Omit all pictures and give the records below again exactly as written.

# PROVIDED RECORDS start

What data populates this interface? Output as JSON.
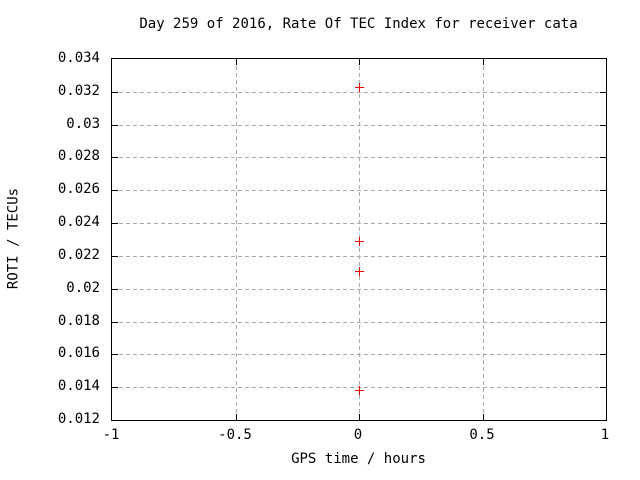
{
  "window": {
    "background_color": "#ffffff",
    "axis_color": "#000000"
  },
  "chart_data": {
    "type": "scatter",
    "title": "Day 259 of 2016, Rate Of TEC Index for receiver cata",
    "xlabel": "GPS time / hours",
    "ylabel": "ROTI / TECUs",
    "xlim": [
      -1,
      1
    ],
    "ylim": [
      0.012,
      0.034
    ],
    "xticks": {
      "values": [
        -1,
        -0.5,
        0,
        0.5,
        1
      ],
      "labels": [
        "-1",
        "-0.5",
        "0",
        "0.5",
        "1"
      ]
    },
    "yticks": {
      "values": [
        0.012,
        0.014,
        0.016,
        0.018,
        0.02,
        0.022,
        0.024,
        0.026,
        0.028,
        0.03,
        0.032,
        0.034
      ],
      "labels": [
        "0.012",
        "0.014",
        "0.016",
        "0.018",
        "0.02",
        "0.022",
        "0.024",
        "0.026",
        "0.028",
        "0.03",
        "0.032",
        "0.034"
      ]
    },
    "grid": true,
    "grid_style": "dashed",
    "grid_color": "#a8a8a8",
    "legend": "none",
    "series": [
      {
        "name": "ROTI",
        "marker": "plus",
        "color": "#ee0000",
        "x": [
          0,
          0,
          0,
          0
        ],
        "y": [
          0.0323,
          0.0229,
          0.0211,
          0.0138
        ]
      }
    ]
  }
}
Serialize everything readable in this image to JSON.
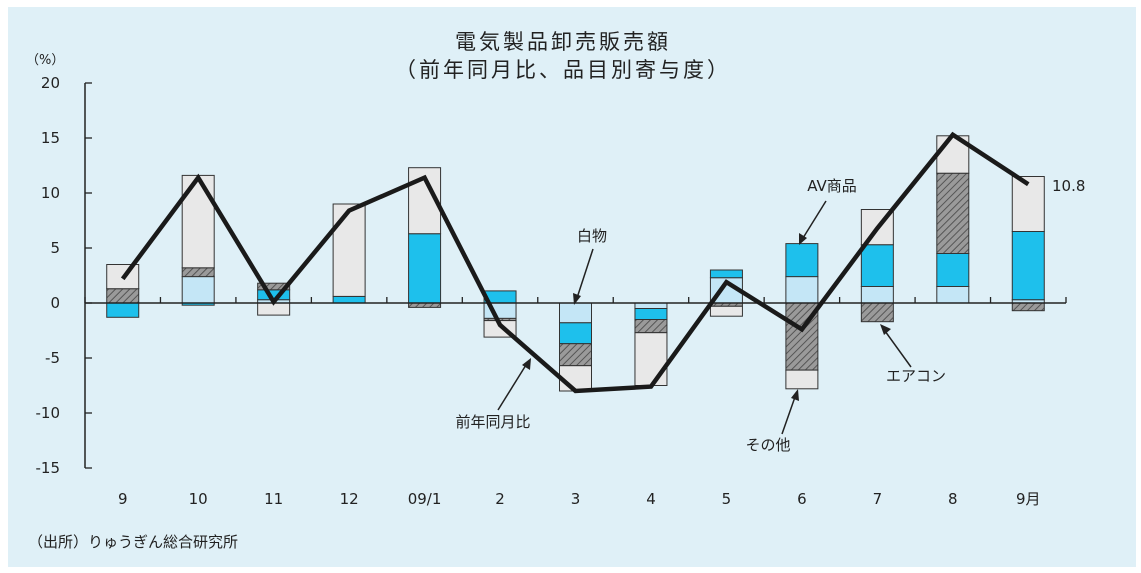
{
  "chart_data": {
    "type": "bar",
    "stacked": true,
    "title": "電気製品卸売販売額",
    "subtitle": "（前年同月比、品目別寄与度）",
    "ylabel": "（%）",
    "ylim": [
      -15,
      20
    ],
    "yticks": [
      "20",
      "15",
      "10",
      "5",
      "0",
      "-5",
      "-10",
      "-15"
    ],
    "categories": [
      "9",
      "10",
      "11",
      "12",
      "09/1",
      "2",
      "3",
      "4",
      "5",
      "6",
      "7",
      "8",
      "9月"
    ],
    "series": [
      {
        "name": "白物",
        "color": "#c4e6f6",
        "hatch": false,
        "values": [
          0,
          2.4,
          0.3,
          0,
          0,
          -1.4,
          -1.8,
          -0.5,
          2.3,
          2.4,
          1.5,
          1.5,
          0.3
        ]
      },
      {
        "name": "AV商品",
        "color": "#1ec0ec",
        "hatch": false,
        "values": [
          -1.3,
          -0.2,
          0.9,
          0.6,
          6.3,
          1.1,
          -1.9,
          -1.0,
          0.7,
          3.0,
          3.8,
          3.0,
          6.2
        ]
      },
      {
        "name": "エアコン",
        "color": "#9a9a9a",
        "hatch": true,
        "values": [
          1.3,
          0.8,
          0.6,
          0,
          -0.4,
          -0.2,
          -2.0,
          -1.2,
          -0.3,
          -6.1,
          -1.7,
          7.3,
          -0.7
        ]
      },
      {
        "name": "その他",
        "color": "#e8e8e8",
        "hatch": false,
        "values": [
          2.2,
          8.4,
          -1.1,
          8.4,
          6.0,
          -1.5,
          -2.3,
          -4.8,
          -0.9,
          -1.7,
          3.2,
          3.4,
          5.0
        ]
      }
    ],
    "line": {
      "name": "前年同月比",
      "values": [
        2.2,
        11.4,
        0.1,
        8.4,
        11.4,
        -2.0,
        -8.0,
        -7.6,
        1.9,
        -2.4,
        6.8,
        15.3,
        10.8
      ]
    },
    "annotations": {
      "white_goods": "白物",
      "av": "AV商品",
      "aircon": "エアコン",
      "other": "その他",
      "yoy": "前年同月比",
      "last_value": "10.8"
    },
    "source": "（出所）りゅうぎん総合研究所",
    "grid": false
  }
}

# PROVIDED RECORDS end

### EXERCISE RESPONSE
What data populates this interface? Output as JSON.
{
  "window": {
    "background_color": "#ffffff",
    "axis_color": "#000000"
  },
  "chart_data": {
    "type": "scatter",
    "title": "Day 259 of 2016, Rate Of TEC Index for receiver cata",
    "xlabel": "GPS time / hours",
    "ylabel": "ROTI / TECUs",
    "xlim": [
      -1,
      1
    ],
    "ylim": [
      0.012,
      0.034
    ],
    "xticks": {
      "values": [
        -1,
        -0.5,
        0,
        0.5,
        1
      ],
      "labels": [
        "-1",
        "-0.5",
        "0",
        "0.5",
        "1"
      ]
    },
    "yticks": {
      "values": [
        0.012,
        0.014,
        0.016,
        0.018,
        0.02,
        0.022,
        0.024,
        0.026,
        0.028,
        0.03,
        0.032,
        0.034
      ],
      "labels": [
        "0.012",
        "0.014",
        "0.016",
        "0.018",
        "0.02",
        "0.022",
        "0.024",
        "0.026",
        "0.028",
        "0.03",
        "0.032",
        "0.034"
      ]
    },
    "grid": true,
    "grid_style": "dashed",
    "grid_color": "#a8a8a8",
    "legend": "none",
    "series": [
      {
        "name": "ROTI",
        "marker": "plus",
        "color": "#ee0000",
        "x": [
          0,
          0,
          0,
          0
        ],
        "y": [
          0.0323,
          0.0229,
          0.0211,
          0.0138
        ]
      }
    ]
  }
}
Serialize everything readable in this image to JSON.
{
  "chart_data": {
    "type": "bar",
    "stacked": true,
    "title": "電気製品卸売販売額",
    "subtitle": "（前年同月比、品目別寄与度）",
    "ylabel": "（%）",
    "ylim": [
      -15,
      20
    ],
    "yticks": [
      "20",
      "15",
      "10",
      "5",
      "0",
      "-5",
      "-10",
      "-15"
    ],
    "categories": [
      "9",
      "10",
      "11",
      "12",
      "09/1",
      "2",
      "3",
      "4",
      "5",
      "6",
      "7",
      "8",
      "9月"
    ],
    "series": [
      {
        "name": "白物",
        "color": "#c4e6f6",
        "hatch": false,
        "values": [
          0,
          2.4,
          0.3,
          0,
          0,
          -1.4,
          -1.8,
          -0.5,
          2.3,
          2.4,
          1.5,
          1.5,
          0.3
        ]
      },
      {
        "name": "AV商品",
        "color": "#1ec0ec",
        "hatch": false,
        "values": [
          -1.3,
          -0.2,
          0.9,
          0.6,
          6.3,
          1.1,
          -1.9,
          -1.0,
          0.7,
          3.0,
          3.8,
          3.0,
          6.2
        ]
      },
      {
        "name": "エアコン",
        "color": "#9a9a9a",
        "hatch": true,
        "values": [
          1.3,
          0.8,
          0.6,
          0,
          -0.4,
          -0.2,
          -2.0,
          -1.2,
          -0.3,
          -6.1,
          -1.7,
          7.3,
          -0.7
        ]
      },
      {
        "name": "その他",
        "color": "#e8e8e8",
        "hatch": false,
        "values": [
          2.2,
          8.4,
          -1.1,
          8.4,
          6.0,
          -1.5,
          -2.3,
          -4.8,
          -0.9,
          -1.7,
          3.2,
          3.4,
          5.0
        ]
      }
    ],
    "line": {
      "name": "前年同月比",
      "values": [
        2.2,
        11.4,
        0.1,
        8.4,
        11.4,
        -2.0,
        -8.0,
        -7.6,
        1.9,
        -2.4,
        6.8,
        15.3,
        10.8
      ]
    },
    "annotations": {
      "white_goods": "白物",
      "av": "AV商品",
      "aircon": "エアコン",
      "other": "その他",
      "yoy": "前年同月比",
      "last_value": "10.8"
    },
    "source": "（出所）りゅうぎん総合研究所",
    "grid": false
  }
}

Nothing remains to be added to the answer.